Copy the data below exactly.

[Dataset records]
◇ ◇ ◇ ◇

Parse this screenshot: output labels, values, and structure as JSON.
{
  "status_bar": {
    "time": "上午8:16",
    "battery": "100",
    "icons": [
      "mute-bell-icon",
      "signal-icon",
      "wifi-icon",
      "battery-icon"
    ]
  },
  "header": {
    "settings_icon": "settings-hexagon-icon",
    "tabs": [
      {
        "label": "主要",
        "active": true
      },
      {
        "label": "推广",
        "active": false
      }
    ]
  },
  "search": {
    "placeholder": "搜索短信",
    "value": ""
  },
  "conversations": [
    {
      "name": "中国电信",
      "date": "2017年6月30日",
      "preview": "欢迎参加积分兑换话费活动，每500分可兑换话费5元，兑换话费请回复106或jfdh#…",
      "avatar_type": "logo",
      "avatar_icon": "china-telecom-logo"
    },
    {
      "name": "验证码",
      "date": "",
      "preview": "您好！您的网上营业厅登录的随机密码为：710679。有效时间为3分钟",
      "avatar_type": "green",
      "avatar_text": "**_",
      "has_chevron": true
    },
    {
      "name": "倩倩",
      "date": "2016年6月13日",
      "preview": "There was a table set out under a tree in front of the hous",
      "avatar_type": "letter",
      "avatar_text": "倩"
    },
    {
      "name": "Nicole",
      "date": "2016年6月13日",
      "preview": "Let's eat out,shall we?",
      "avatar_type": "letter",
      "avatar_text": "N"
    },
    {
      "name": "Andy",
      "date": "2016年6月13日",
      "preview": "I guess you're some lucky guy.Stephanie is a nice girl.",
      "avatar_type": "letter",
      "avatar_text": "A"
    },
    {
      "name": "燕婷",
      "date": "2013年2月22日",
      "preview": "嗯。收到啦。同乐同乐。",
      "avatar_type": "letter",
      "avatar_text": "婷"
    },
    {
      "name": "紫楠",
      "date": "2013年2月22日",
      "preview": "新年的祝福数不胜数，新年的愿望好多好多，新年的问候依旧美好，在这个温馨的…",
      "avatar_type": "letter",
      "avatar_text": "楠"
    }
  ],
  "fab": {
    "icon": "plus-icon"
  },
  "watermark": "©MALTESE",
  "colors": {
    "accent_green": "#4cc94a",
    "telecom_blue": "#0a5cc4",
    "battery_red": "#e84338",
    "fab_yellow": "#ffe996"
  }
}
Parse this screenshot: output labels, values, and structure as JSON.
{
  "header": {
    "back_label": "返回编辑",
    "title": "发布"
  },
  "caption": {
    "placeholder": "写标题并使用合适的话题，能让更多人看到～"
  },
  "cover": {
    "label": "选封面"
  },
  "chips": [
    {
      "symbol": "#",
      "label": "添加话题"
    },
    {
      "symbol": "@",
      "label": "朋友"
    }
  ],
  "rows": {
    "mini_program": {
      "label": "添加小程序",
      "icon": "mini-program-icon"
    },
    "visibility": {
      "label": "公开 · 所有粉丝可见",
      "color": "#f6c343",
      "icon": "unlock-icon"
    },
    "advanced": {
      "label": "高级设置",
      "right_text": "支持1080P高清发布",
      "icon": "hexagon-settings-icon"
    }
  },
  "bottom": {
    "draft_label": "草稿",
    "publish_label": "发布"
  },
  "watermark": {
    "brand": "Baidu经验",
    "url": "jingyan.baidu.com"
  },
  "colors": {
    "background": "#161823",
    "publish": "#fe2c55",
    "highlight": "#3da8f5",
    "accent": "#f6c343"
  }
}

◇ ◇ ◇ ◇

ANSWER TO THIS PROBLEM:
Parse this screenshot: output labels, values, and structure as JSON.
{
  "status_bar": {
    "time": "上午8:16",
    "battery": "100",
    "icons": [
      "mute-bell-icon",
      "signal-icon",
      "wifi-icon",
      "battery-icon"
    ]
  },
  "header": {
    "settings_icon": "settings-hexagon-icon",
    "tabs": [
      {
        "label": "主要",
        "active": true
      },
      {
        "label": "推广",
        "active": false
      }
    ]
  },
  "search": {
    "placeholder": "搜索短信",
    "value": ""
  },
  "conversations": [
    {
      "name": "中国电信",
      "date": "2017年6月30日",
      "preview": "欢迎参加积分兑换话费活动，每500分可兑换话费5元，兑换话费请回复106或jfdh#…",
      "avatar_type": "logo",
      "avatar_icon": "china-telecom-logo"
    },
    {
      "name": "验证码",
      "date": "",
      "preview": "您好！您的网上营业厅登录的随机密码为：710679。有效时间为3分钟",
      "avatar_type": "green",
      "avatar_text": "**_",
      "has_chevron": true
    },
    {
      "name": "倩倩",
      "date": "2016年6月13日",
      "preview": "There was a table set out under a tree in front of the hous",
      "avatar_type": "letter",
      "avatar_text": "倩"
    },
    {
      "name": "Nicole",
      "date": "2016年6月13日",
      "preview": "Let's eat out,shall we?",
      "avatar_type": "letter",
      "avatar_text": "N"
    },
    {
      "name": "Andy",
      "date": "2016年6月13日",
      "preview": "I guess you're some lucky guy.Stephanie is a nice girl.",
      "avatar_type": "letter",
      "avatar_text": "A"
    },
    {
      "name": "燕婷",
      "date": "2013年2月22日",
      "preview": "嗯。收到啦。同乐同乐。",
      "avatar_type": "letter",
      "avatar_text": "婷"
    },
    {
      "name": "紫楠",
      "date": "2013年2月22日",
      "preview": "新年的祝福数不胜数，新年的愿望好多好多，新年的问候依旧美好，在这个温馨的…",
      "avatar_type": "letter",
      "avatar_text": "楠"
    }
  ],
  "fab": {
    "icon": "plus-icon"
  },
  "watermark": "©MALTESE",
  "colors": {
    "accent_green": "#4cc94a",
    "telecom_blue": "#0a5cc4",
    "battery_red": "#e84338",
    "fab_yellow": "#ffe996"
  }
}
Parse this screenshot: output labels, values, and structure as JSON.
{
  "header": {
    "back_label": "返回编辑",
    "title": "发布"
  },
  "caption": {
    "placeholder": "写标题并使用合适的话题，能让更多人看到～"
  },
  "cover": {
    "label": "选封面"
  },
  "chips": [
    {
      "symbol": "#",
      "label": "添加话题"
    },
    {
      "symbol": "@",
      "label": "朋友"
    }
  ],
  "rows": {
    "mini_program": {
      "label": "添加小程序",
      "icon": "mini-program-icon"
    },
    "visibility": {
      "label": "公开 · 所有粉丝可见",
      "color": "#f6c343",
      "icon": "unlock-icon"
    },
    "advanced": {
      "label": "高级设置",
      "right_text": "支持1080P高清发布",
      "icon": "hexagon-settings-icon"
    }
  },
  "bottom": {
    "draft_label": "草稿",
    "publish_label": "发布"
  },
  "watermark": {
    "brand": "Baidu经验",
    "url": "jingyan.baidu.com"
  },
  "colors": {
    "background": "#161823",
    "publish": "#fe2c55",
    "highlight": "#3da8f5",
    "accent": "#f6c343"
  }
}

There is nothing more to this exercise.